▶ [Exercise details] Wherever the word "document" appears in the entries, copy the whole line.

** Begin **

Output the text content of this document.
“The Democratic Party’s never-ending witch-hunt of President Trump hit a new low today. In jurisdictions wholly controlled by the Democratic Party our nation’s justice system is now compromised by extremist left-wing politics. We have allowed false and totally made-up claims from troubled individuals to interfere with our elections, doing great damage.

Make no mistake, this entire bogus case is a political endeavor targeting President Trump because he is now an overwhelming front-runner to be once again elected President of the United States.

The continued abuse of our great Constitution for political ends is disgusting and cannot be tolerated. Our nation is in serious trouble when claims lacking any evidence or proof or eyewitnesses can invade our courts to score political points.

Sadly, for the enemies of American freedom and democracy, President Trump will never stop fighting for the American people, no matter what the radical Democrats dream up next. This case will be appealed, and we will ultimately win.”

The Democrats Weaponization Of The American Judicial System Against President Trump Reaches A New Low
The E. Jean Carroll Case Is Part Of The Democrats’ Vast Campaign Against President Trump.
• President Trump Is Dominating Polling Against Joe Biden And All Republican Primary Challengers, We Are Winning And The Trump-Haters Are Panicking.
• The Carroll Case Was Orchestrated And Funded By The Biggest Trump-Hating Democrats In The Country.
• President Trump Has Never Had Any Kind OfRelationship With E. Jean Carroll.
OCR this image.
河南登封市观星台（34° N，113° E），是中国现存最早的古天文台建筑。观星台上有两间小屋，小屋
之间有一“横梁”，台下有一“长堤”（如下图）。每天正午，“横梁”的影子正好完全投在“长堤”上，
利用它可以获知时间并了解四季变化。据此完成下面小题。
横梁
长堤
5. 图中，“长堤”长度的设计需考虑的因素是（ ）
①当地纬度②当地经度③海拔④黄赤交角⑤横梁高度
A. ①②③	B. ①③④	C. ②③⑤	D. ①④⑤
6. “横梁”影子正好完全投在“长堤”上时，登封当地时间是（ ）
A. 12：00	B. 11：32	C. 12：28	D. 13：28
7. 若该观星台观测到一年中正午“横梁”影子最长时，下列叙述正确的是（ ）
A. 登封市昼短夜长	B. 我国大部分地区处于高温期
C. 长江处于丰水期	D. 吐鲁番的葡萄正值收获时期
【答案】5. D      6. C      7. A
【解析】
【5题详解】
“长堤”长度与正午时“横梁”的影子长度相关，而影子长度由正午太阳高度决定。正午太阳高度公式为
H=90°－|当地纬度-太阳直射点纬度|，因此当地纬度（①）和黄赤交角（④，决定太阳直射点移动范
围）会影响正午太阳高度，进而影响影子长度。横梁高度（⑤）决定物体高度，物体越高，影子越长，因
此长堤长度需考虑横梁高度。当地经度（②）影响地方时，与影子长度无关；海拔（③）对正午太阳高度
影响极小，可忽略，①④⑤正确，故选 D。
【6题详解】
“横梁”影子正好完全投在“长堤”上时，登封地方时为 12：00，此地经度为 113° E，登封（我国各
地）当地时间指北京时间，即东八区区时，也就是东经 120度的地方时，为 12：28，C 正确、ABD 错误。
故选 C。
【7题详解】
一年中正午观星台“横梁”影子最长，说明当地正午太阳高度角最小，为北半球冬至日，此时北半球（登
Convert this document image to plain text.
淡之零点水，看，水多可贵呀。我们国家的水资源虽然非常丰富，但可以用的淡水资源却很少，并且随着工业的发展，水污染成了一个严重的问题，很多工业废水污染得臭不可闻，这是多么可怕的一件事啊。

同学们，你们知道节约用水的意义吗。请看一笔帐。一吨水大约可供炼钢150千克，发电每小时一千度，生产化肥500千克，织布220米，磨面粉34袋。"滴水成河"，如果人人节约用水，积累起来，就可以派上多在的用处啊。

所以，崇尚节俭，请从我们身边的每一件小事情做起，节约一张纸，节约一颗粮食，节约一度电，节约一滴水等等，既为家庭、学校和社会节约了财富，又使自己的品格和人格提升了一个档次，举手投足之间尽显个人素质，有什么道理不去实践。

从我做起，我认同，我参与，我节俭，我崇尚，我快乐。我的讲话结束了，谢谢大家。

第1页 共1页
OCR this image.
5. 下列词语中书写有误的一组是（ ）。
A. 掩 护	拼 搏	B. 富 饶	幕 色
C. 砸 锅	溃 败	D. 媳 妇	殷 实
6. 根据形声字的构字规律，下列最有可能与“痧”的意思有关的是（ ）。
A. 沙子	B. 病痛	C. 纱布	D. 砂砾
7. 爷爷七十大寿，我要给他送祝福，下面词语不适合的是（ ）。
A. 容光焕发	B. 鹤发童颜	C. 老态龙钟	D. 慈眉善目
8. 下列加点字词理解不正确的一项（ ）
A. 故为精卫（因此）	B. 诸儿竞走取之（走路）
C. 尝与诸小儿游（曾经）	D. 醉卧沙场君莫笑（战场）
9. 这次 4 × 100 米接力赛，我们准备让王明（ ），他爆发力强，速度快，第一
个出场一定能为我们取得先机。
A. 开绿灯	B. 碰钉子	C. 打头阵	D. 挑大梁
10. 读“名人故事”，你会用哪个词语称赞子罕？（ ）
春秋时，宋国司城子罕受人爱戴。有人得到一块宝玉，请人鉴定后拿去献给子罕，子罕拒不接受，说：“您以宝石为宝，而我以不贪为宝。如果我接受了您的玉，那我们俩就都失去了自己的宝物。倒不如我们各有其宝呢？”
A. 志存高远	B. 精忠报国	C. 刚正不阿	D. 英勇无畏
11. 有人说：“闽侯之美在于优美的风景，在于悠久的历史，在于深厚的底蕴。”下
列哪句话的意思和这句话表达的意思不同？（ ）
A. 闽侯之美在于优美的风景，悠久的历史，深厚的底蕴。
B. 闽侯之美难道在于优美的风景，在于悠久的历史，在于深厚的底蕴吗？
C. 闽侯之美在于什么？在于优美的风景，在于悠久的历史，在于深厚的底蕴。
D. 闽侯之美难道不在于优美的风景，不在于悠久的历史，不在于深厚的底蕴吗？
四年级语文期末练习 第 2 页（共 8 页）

** End **

▶ [Solution]
Output the text content of this document.
Convert this document image to plain text.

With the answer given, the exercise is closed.